§ **Given request**
Pull out every line with the word "total" from the entries below.

§ **Extracted material**
╭──

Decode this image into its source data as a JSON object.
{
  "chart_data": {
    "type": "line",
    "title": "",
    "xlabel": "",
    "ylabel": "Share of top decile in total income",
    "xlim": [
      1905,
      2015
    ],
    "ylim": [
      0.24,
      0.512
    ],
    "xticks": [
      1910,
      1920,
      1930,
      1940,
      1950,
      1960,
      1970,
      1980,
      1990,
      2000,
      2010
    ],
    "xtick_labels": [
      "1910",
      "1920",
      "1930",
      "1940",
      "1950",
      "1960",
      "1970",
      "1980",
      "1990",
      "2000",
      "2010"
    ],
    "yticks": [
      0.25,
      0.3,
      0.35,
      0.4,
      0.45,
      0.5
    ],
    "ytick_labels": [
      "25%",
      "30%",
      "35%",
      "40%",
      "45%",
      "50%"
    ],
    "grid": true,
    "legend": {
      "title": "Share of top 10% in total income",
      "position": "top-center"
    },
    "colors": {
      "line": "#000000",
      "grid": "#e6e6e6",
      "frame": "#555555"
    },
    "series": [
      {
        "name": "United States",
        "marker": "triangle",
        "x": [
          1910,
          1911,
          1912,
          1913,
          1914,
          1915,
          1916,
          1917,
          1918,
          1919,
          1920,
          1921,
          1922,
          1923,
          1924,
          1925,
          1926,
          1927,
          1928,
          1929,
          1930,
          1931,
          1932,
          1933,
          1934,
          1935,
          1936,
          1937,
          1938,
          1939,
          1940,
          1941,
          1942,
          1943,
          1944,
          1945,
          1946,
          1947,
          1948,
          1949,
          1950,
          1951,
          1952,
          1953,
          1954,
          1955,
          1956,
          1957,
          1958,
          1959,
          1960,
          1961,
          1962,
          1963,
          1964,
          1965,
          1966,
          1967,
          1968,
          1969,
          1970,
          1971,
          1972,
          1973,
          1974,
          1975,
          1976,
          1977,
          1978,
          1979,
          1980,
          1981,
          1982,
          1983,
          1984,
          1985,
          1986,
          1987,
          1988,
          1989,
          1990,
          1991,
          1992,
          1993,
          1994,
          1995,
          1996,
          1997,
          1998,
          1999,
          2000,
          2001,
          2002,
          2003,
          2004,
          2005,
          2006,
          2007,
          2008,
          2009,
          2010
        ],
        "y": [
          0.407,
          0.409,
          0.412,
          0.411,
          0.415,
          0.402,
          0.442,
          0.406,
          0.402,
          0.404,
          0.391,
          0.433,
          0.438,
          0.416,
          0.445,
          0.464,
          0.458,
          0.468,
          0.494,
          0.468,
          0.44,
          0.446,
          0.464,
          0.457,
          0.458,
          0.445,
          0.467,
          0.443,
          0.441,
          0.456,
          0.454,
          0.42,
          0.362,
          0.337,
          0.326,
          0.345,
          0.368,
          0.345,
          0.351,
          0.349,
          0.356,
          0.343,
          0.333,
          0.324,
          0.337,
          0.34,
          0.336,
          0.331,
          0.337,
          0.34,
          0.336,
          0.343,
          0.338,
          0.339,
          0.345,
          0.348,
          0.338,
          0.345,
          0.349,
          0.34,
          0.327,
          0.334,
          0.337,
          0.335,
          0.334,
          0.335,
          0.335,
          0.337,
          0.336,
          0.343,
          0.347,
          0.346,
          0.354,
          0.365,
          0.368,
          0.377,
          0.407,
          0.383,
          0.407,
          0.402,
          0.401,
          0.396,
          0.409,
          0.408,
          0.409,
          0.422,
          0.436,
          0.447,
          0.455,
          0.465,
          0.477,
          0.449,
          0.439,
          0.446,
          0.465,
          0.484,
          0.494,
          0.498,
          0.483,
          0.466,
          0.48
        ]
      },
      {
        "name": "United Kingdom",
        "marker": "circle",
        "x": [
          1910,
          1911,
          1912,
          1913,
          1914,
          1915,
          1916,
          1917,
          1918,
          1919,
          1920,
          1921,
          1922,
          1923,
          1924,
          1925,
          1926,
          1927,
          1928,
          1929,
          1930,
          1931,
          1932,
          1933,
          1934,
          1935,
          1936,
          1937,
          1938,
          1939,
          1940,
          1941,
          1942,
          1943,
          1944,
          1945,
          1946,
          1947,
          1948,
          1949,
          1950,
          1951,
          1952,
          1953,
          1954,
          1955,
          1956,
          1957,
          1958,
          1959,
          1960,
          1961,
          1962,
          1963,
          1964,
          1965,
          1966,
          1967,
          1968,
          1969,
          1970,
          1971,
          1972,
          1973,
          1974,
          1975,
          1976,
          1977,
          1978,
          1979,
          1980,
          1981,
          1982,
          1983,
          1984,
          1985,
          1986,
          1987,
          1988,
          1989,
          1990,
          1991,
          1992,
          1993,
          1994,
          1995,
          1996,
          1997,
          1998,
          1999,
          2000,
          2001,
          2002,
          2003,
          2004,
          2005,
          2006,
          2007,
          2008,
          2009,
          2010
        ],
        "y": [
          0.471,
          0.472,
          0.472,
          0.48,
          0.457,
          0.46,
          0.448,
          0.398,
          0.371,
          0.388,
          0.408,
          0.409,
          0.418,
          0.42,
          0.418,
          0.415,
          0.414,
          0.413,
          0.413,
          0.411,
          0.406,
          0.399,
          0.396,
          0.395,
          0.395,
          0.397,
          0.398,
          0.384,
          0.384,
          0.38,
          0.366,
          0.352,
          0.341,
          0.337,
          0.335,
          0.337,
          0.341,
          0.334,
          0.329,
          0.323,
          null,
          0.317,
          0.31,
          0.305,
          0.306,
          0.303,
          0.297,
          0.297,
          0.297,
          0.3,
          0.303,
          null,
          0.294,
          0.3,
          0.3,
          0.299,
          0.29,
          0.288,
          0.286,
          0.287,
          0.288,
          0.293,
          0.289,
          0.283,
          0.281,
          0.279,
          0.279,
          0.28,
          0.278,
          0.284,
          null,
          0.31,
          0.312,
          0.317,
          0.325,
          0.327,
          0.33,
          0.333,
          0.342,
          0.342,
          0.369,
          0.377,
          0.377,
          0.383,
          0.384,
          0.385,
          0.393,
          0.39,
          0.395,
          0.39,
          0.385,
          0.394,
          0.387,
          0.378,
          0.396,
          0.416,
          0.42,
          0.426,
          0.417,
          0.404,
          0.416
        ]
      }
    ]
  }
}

╰──

§ **Task solution**
    "ylabel": "Share of top decile in total income",
      "title": "Share of top 10% in total income",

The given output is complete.